((

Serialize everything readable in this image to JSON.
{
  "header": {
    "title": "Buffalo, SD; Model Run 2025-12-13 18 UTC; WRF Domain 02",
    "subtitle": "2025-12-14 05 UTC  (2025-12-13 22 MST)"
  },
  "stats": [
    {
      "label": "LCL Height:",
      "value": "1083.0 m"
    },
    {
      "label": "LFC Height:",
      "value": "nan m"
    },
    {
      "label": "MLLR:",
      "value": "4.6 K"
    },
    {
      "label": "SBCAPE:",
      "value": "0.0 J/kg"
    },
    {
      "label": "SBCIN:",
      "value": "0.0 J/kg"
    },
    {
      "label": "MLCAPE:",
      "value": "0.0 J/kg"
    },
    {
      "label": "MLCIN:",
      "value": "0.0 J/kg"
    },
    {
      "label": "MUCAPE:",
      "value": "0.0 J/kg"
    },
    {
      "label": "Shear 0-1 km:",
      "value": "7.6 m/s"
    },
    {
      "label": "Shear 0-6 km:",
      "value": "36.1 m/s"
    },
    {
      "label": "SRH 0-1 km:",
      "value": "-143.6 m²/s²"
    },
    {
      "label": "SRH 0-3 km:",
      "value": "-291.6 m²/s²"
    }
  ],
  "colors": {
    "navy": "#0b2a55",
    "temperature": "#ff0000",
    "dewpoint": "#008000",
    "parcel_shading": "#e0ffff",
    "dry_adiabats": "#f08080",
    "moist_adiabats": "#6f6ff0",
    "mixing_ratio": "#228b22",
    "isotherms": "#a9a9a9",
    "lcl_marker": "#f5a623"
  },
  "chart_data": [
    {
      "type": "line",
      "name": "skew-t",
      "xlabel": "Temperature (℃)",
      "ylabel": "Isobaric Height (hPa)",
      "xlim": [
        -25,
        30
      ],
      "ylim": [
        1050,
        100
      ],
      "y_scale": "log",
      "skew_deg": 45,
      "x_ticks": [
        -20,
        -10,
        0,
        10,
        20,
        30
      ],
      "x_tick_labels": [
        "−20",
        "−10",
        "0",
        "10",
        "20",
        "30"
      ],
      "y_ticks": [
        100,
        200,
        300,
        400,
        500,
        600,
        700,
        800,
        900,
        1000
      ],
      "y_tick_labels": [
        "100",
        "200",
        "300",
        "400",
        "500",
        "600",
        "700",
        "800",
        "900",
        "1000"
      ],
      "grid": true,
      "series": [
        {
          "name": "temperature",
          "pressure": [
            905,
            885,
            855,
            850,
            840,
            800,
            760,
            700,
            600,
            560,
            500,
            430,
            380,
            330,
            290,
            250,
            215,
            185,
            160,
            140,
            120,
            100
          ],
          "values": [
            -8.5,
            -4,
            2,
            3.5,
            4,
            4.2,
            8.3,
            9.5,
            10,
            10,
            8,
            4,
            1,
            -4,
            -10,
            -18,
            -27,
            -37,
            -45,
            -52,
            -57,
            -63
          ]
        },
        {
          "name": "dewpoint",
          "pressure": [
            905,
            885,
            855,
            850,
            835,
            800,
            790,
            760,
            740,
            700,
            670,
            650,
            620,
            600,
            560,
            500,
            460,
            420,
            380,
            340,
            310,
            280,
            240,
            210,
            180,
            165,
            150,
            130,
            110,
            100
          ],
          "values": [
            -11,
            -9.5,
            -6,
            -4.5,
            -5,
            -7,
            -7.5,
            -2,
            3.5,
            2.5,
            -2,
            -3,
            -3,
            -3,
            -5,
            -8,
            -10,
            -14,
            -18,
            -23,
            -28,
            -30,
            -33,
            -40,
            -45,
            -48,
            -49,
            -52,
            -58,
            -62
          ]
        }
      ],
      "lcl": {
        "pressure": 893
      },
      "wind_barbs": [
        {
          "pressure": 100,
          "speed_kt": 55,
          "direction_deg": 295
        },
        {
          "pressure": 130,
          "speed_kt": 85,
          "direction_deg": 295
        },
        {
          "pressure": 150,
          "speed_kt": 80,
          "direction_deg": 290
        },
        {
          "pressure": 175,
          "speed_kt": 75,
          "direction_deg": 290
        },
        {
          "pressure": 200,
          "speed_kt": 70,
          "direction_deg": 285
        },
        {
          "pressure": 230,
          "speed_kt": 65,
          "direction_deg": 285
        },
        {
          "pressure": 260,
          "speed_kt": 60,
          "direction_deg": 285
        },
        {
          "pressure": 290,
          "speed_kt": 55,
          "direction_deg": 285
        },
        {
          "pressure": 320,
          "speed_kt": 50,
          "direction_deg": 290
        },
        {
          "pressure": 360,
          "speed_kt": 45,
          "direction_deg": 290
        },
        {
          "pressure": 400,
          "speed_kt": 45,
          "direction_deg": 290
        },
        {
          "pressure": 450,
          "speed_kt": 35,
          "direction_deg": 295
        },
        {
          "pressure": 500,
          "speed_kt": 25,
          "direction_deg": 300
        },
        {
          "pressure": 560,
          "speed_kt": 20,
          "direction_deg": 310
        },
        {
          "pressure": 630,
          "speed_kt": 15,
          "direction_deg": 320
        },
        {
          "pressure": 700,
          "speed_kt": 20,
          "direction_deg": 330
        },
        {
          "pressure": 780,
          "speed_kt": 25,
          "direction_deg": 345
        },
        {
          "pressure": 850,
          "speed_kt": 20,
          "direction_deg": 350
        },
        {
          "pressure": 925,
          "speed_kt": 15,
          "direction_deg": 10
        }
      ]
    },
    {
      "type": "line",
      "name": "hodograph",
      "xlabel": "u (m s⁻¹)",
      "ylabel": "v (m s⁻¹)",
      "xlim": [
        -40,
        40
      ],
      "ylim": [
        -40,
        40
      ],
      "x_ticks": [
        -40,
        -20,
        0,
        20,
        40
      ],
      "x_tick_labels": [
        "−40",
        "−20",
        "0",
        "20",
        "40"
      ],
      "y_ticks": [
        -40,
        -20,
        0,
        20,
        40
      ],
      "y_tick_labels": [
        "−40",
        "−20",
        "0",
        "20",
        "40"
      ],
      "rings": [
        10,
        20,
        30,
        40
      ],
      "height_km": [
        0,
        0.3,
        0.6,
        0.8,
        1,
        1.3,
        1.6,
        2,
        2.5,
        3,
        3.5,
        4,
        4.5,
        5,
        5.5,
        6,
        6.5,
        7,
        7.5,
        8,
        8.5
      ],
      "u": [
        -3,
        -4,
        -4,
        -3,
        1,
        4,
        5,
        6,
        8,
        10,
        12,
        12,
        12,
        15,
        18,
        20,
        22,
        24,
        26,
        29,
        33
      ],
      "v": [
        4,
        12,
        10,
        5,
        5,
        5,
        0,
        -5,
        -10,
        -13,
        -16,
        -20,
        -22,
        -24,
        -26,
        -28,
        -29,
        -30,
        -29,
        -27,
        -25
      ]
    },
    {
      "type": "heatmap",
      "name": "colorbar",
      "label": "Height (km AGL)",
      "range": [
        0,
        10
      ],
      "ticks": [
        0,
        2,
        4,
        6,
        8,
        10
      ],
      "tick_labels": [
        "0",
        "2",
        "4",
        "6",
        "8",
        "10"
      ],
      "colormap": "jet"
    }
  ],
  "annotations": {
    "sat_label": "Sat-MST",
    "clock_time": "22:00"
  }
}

))

Objective:
Every line above that contains the word "ylabel" should be reported.

Correct answer:
      "ylabel": "Isobaric Height (hPa)",
      "ylabel": "v (m s⁻¹)",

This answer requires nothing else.